* [Items listed in a dataset]:
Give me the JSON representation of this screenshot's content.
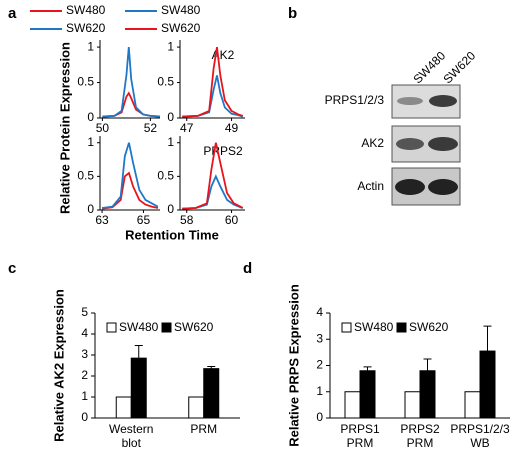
{
  "panel_a": {
    "label": "a",
    "ylabel": "Relative Protein Expression",
    "xlabel": "Retention Time"
  },
  "panel_b": {
    "label": "b",
    "columns": [
      "SW480",
      "SW620"
    ],
    "rows": [
      "PRPS1/2/3",
      "AK2",
      "Actin"
    ]
  },
  "chart_data": [
    {
      "type": "line",
      "x": [
        50,
        50.5,
        50.8,
        51,
        51.1,
        51.2,
        51.4,
        51.7,
        52,
        52.4
      ],
      "series": [
        {
          "name": "SW480",
          "color": "#e8141c",
          "values": [
            0.02,
            0.03,
            0.08,
            0.3,
            0.35,
            0.28,
            0.12,
            0.05,
            0.03,
            0.02
          ]
        },
        {
          "name": "SW620",
          "color": "#1f77c8",
          "values": [
            0.02,
            0.03,
            0.1,
            0.6,
            1.0,
            0.55,
            0.15,
            0.05,
            0.03,
            0.02
          ]
        }
      ],
      "xlim": [
        49.9,
        52.4
      ],
      "xticks": [
        50,
        52
      ],
      "ylim": [
        0,
        1.1
      ],
      "yticks": [
        0,
        0.5,
        1
      ]
    },
    {
      "type": "line",
      "title": "AK2",
      "x": [
        46.8,
        47.5,
        48,
        48.2,
        48.35,
        48.5,
        48.7,
        49,
        49.3,
        49.5
      ],
      "series": [
        {
          "name": "SW480",
          "color": "#1f77c8",
          "values": [
            0.02,
            0.03,
            0.08,
            0.4,
            0.6,
            0.35,
            0.15,
            0.06,
            0.04,
            0.02
          ]
        },
        {
          "name": "SW620",
          "color": "#e8141c",
          "values": [
            0.02,
            0.03,
            0.1,
            0.7,
            1.0,
            0.6,
            0.25,
            0.1,
            0.05,
            0.03
          ]
        }
      ],
      "xlim": [
        46.7,
        49.6
      ],
      "xticks": [
        47,
        49
      ],
      "ylim": [
        0,
        1.1
      ],
      "yticks": [
        0,
        0.5,
        1
      ]
    },
    {
      "type": "line",
      "x": [
        63,
        63.5,
        63.9,
        64.1,
        64.3,
        64.5,
        64.8,
        65.1,
        65.4,
        65.7
      ],
      "series": [
        {
          "color": "#e8141c",
          "values": [
            0.02,
            0.04,
            0.15,
            0.5,
            0.55,
            0.35,
            0.15,
            0.08,
            0.05,
            0.03
          ]
        },
        {
          "color": "#1f77c8",
          "values": [
            0.03,
            0.05,
            0.2,
            0.8,
            1.0,
            0.7,
            0.3,
            0.15,
            0.1,
            0.05
          ]
        }
      ],
      "xlim": [
        62.9,
        65.8
      ],
      "xticks": [
        63,
        65
      ],
      "ylim": [
        0,
        1.1
      ],
      "yticks": [
        0,
        0.5,
        1
      ]
    },
    {
      "type": "line",
      "title": "PRPS2",
      "x": [
        57.8,
        58.4,
        58.9,
        59.1,
        59.3,
        59.5,
        59.8,
        60.1,
        60.4,
        60.5
      ],
      "series": [
        {
          "color": "#1f77c8",
          "values": [
            0.02,
            0.03,
            0.08,
            0.35,
            0.5,
            0.35,
            0.15,
            0.08,
            0.04,
            0.03
          ]
        },
        {
          "color": "#e8141c",
          "values": [
            0.02,
            0.03,
            0.1,
            0.6,
            1.0,
            0.7,
            0.25,
            0.1,
            0.05,
            0.03
          ]
        }
      ],
      "xlim": [
        57.7,
        60.6
      ],
      "xticks": [
        58,
        60
      ],
      "ylim": [
        0,
        1.1
      ],
      "yticks": [
        0,
        0.5,
        1
      ]
    },
    {
      "type": "bar",
      "panel": "c",
      "ylabel": "Relative AK2 Expression",
      "categories": [
        "Western blot",
        "PRM"
      ],
      "series": [
        {
          "name": "SW480",
          "color": "#ffffff",
          "values": [
            1,
            1
          ]
        },
        {
          "name": "SW620",
          "color": "#000000",
          "values": [
            2.85,
            2.35
          ],
          "errors": [
            0.6,
            0.1
          ]
        }
      ],
      "ylim": [
        0,
        5
      ],
      "yticks": [
        0,
        1,
        2,
        3,
        4,
        5
      ]
    },
    {
      "type": "bar",
      "panel": "d",
      "ylabel": "Relative PRPS Expression",
      "categories": [
        "PRPS1 PRM",
        "PRPS2 PRM",
        "PRPS1/2/3 WB"
      ],
      "series": [
        {
          "name": "SW480",
          "color": "#ffffff",
          "values": [
            1,
            1,
            1
          ]
        },
        {
          "name": "SW620",
          "color": "#000000",
          "values": [
            1.8,
            1.8,
            2.55
          ],
          "errors": [
            0.15,
            0.45,
            0.95
          ]
        }
      ],
      "ylim": [
        0,
        4
      ],
      "yticks": [
        0,
        1,
        2,
        3,
        4
      ]
    }
  ]
}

* [DIRECTIONS FOR THIS TASK]:
Could you copy every record above exactly, leaving out the pictures?

* [ANSWER TO THIS TASK]:
Give me the JSON representation of this screenshot's content.
{
  "panel_a": {
    "label": "a",
    "ylabel": "Relative Protein Expression",
    "xlabel": "Retention Time"
  },
  "panel_b": {
    "label": "b",
    "columns": [
      "SW480",
      "SW620"
    ],
    "rows": [
      "PRPS1/2/3",
      "AK2",
      "Actin"
    ]
  },
  "chart_data": [
    {
      "type": "line",
      "x": [
        50,
        50.5,
        50.8,
        51,
        51.1,
        51.2,
        51.4,
        51.7,
        52,
        52.4
      ],
      "series": [
        {
          "name": "SW480",
          "color": "#e8141c",
          "values": [
            0.02,
            0.03,
            0.08,
            0.3,
            0.35,
            0.28,
            0.12,
            0.05,
            0.03,
            0.02
          ]
        },
        {
          "name": "SW620",
          "color": "#1f77c8",
          "values": [
            0.02,
            0.03,
            0.1,
            0.6,
            1.0,
            0.55,
            0.15,
            0.05,
            0.03,
            0.02
          ]
        }
      ],
      "xlim": [
        49.9,
        52.4
      ],
      "xticks": [
        50,
        52
      ],
      "ylim": [
        0,
        1.1
      ],
      "yticks": [
        0,
        0.5,
        1
      ]
    },
    {
      "type": "line",
      "title": "AK2",
      "x": [
        46.8,
        47.5,
        48,
        48.2,
        48.35,
        48.5,
        48.7,
        49,
        49.3,
        49.5
      ],
      "series": [
        {
          "name": "SW480",
          "color": "#1f77c8",
          "values": [
            0.02,
            0.03,
            0.08,
            0.4,
            0.6,
            0.35,
            0.15,
            0.06,
            0.04,
            0.02
          ]
        },
        {
          "name": "SW620",
          "color": "#e8141c",
          "values": [
            0.02,
            0.03,
            0.1,
            0.7,
            1.0,
            0.6,
            0.25,
            0.1,
            0.05,
            0.03
          ]
        }
      ],
      "xlim": [
        46.7,
        49.6
      ],
      "xticks": [
        47,
        49
      ],
      "ylim": [
        0,
        1.1
      ],
      "yticks": [
        0,
        0.5,
        1
      ]
    },
    {
      "type": "line",
      "x": [
        63,
        63.5,
        63.9,
        64.1,
        64.3,
        64.5,
        64.8,
        65.1,
        65.4,
        65.7
      ],
      "series": [
        {
          "color": "#e8141c",
          "values": [
            0.02,
            0.04,
            0.15,
            0.5,
            0.55,
            0.35,
            0.15,
            0.08,
            0.05,
            0.03
          ]
        },
        {
          "color": "#1f77c8",
          "values": [
            0.03,
            0.05,
            0.2,
            0.8,
            1.0,
            0.7,
            0.3,
            0.15,
            0.1,
            0.05
          ]
        }
      ],
      "xlim": [
        62.9,
        65.8
      ],
      "xticks": [
        63,
        65
      ],
      "ylim": [
        0,
        1.1
      ],
      "yticks": [
        0,
        0.5,
        1
      ]
    },
    {
      "type": "line",
      "title": "PRPS2",
      "x": [
        57.8,
        58.4,
        58.9,
        59.1,
        59.3,
        59.5,
        59.8,
        60.1,
        60.4,
        60.5
      ],
      "series": [
        {
          "color": "#1f77c8",
          "values": [
            0.02,
            0.03,
            0.08,
            0.35,
            0.5,
            0.35,
            0.15,
            0.08,
            0.04,
            0.03
          ]
        },
        {
          "color": "#e8141c",
          "values": [
            0.02,
            0.03,
            0.1,
            0.6,
            1.0,
            0.7,
            0.25,
            0.1,
            0.05,
            0.03
          ]
        }
      ],
      "xlim": [
        57.7,
        60.6
      ],
      "xticks": [
        58,
        60
      ],
      "ylim": [
        0,
        1.1
      ],
      "yticks": [
        0,
        0.5,
        1
      ]
    },
    {
      "type": "bar",
      "panel": "c",
      "ylabel": "Relative AK2 Expression",
      "categories": [
        "Western blot",
        "PRM"
      ],
      "series": [
        {
          "name": "SW480",
          "color": "#ffffff",
          "values": [
            1,
            1
          ]
        },
        {
          "name": "SW620",
          "color": "#000000",
          "values": [
            2.85,
            2.35
          ],
          "errors": [
            0.6,
            0.1
          ]
        }
      ],
      "ylim": [
        0,
        5
      ],
      "yticks": [
        0,
        1,
        2,
        3,
        4,
        5
      ]
    },
    {
      "type": "bar",
      "panel": "d",
      "ylabel": "Relative PRPS Expression",
      "categories": [
        "PRPS1 PRM",
        "PRPS2 PRM",
        "PRPS1/2/3 WB"
      ],
      "series": [
        {
          "name": "SW480",
          "color": "#ffffff",
          "values": [
            1,
            1,
            1
          ]
        },
        {
          "name": "SW620",
          "color": "#000000",
          "values": [
            1.8,
            1.8,
            2.55
          ],
          "errors": [
            0.15,
            0.45,
            0.95
          ]
        }
      ],
      "ylim": [
        0,
        4
      ],
      "yticks": [
        0,
        1,
        2,
        3,
        4
      ]
    }
  ]
}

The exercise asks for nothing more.